Box annotation data:
-------

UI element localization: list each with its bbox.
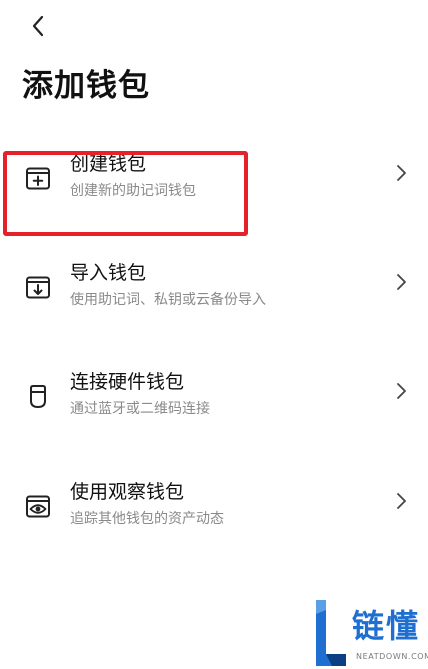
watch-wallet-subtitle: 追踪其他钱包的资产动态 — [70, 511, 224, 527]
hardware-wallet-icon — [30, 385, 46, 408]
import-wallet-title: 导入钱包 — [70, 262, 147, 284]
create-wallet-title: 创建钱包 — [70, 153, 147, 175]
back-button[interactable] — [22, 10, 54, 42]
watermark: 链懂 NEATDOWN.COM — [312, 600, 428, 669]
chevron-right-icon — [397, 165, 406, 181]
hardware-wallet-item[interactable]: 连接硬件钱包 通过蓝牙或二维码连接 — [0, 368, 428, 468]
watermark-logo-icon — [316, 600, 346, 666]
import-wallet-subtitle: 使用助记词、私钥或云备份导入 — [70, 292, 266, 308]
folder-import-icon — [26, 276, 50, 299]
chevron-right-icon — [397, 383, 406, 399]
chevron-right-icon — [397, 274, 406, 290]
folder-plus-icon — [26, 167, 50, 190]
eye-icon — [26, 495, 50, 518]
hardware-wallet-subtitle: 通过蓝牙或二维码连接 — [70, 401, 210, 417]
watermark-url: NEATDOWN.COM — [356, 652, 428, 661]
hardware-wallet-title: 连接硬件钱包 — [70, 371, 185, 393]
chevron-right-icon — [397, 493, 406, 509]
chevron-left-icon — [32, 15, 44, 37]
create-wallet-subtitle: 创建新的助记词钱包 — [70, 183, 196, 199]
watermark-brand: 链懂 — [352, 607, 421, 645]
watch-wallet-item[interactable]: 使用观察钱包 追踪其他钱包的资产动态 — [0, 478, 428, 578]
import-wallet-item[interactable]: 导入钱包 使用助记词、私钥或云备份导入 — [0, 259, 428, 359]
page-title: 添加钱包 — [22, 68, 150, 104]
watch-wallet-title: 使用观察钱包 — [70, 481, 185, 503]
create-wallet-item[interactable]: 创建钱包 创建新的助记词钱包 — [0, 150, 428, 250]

-------

> [Given task]: In the lines running from the one containing "watch-wallet-subtitle: 追踪其他钱包的资产动态 —" through the one containing "import-wallet-item[interactable]: 导入钱包 使用助记词、私钥或云备份导入", replace "chevron-right-icon" with "arrow-right-icon" and give back only that stretch, otherwise unchanged.

> [Task result]:
watch-wallet-subtitle: 追踪其他钱包的资产动态 — [70, 511, 224, 527]
hardware-wallet-icon — [30, 385, 46, 408]
import-wallet-title: 导入钱包 — [70, 262, 147, 284]
create-wallet-title: 创建钱包 — [70, 153, 147, 175]
back-button[interactable] — [22, 10, 54, 42]
watermark: 链懂 NEATDOWN.COM — [312, 600, 428, 669]
arrow-right-icon — [397, 165, 406, 181]
hardware-wallet-item[interactable]: 连接硬件钱包 通过蓝牙或二维码连接 — [0, 368, 428, 468]
watermark-logo-icon — [316, 600, 346, 666]
import-wallet-subtitle: 使用助记词、私钥或云备份导入 — [70, 292, 266, 308]
folder-import-icon — [26, 276, 50, 299]
arrow-right-icon — [397, 383, 406, 399]
arrow-right-icon — [397, 274, 406, 290]
folder-plus-icon — [26, 167, 50, 190]
eye-icon — [26, 495, 50, 518]
hardware-wallet-subtitle: 通过蓝牙或二维码连接 — [70, 401, 210, 417]
watermark-url: NEATDOWN.COM — [356, 652, 428, 661]
hardware-wallet-title: 连接硬件钱包 — [70, 371, 185, 393]
arrow-right-icon — [397, 493, 406, 509]
chevron-left-icon — [32, 15, 44, 37]
create-wallet-subtitle: 创建新的助记词钱包 — [70, 183, 196, 199]
watermark-brand: 链懂 — [352, 607, 421, 645]
watch-wallet-item[interactable]: 使用观察钱包 追踪其他钱包的资产动态 — [0, 478, 428, 578]
import-wallet-item[interactable]: 导入钱包 使用助记词、私钥或云备份导入 — [0, 259, 428, 359]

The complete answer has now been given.